■ **Short exercise**
Scan the data for lines with "professeur" and report the count by itself.

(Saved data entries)
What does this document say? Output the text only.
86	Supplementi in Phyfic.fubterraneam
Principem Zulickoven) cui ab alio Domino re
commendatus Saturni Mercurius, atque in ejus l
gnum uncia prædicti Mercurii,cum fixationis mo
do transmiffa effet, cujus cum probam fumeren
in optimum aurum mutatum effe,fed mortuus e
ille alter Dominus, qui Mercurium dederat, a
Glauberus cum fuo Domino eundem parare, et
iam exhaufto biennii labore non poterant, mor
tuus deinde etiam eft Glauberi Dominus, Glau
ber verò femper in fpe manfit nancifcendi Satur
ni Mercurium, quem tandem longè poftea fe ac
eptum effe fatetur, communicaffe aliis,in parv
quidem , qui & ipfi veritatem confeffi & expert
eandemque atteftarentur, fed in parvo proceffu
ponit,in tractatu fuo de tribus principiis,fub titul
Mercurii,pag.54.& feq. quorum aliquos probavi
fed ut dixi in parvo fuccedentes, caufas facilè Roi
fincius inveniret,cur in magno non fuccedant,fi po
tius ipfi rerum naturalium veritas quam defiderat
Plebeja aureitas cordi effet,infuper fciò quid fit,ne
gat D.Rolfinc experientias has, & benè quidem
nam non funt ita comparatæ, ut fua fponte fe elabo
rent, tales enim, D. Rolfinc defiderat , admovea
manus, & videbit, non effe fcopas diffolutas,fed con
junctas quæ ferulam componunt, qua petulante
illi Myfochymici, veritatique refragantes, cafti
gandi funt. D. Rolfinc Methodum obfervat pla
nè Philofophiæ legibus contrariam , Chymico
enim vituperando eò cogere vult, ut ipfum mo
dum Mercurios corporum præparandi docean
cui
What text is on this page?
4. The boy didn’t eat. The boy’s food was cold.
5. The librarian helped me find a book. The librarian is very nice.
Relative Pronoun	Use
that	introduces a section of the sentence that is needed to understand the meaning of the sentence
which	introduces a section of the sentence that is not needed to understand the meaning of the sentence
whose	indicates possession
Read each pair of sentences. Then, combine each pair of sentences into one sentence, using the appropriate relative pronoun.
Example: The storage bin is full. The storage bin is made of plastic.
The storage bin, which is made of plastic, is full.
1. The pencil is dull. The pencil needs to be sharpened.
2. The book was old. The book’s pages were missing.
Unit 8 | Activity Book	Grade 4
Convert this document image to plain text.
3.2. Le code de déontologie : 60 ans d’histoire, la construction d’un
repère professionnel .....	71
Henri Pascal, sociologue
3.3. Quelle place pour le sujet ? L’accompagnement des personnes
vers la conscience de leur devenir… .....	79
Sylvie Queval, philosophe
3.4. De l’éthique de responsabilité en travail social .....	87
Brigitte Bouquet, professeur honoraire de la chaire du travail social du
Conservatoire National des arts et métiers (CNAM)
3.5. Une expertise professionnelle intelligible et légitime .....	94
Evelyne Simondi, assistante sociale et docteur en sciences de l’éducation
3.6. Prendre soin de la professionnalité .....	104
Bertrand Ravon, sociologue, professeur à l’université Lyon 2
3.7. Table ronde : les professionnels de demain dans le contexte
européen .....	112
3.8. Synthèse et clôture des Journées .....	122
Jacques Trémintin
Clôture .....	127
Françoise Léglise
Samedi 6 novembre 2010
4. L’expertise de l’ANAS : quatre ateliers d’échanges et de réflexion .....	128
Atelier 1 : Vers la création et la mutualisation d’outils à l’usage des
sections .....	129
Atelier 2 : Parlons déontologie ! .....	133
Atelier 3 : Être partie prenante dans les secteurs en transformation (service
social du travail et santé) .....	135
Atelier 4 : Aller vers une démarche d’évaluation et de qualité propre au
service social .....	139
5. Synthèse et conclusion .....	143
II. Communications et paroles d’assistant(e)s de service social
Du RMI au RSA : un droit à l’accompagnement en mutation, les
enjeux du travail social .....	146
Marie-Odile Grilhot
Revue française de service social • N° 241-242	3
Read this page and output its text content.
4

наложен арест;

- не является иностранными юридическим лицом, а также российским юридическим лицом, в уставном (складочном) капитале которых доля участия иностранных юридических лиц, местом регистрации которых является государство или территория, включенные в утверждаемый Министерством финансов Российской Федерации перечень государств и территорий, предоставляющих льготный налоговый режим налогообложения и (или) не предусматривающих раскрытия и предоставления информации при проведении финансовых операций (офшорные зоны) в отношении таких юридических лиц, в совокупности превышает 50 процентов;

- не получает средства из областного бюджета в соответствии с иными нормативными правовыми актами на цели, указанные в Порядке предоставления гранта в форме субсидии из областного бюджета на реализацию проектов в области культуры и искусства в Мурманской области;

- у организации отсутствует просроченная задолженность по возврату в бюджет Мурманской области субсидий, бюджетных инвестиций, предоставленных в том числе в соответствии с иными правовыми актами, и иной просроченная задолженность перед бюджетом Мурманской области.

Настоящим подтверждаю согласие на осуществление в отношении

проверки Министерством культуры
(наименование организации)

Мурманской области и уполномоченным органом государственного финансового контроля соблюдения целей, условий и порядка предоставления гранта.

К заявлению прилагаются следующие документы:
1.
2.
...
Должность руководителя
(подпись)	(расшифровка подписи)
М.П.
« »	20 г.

■ **Result for this exercise**
2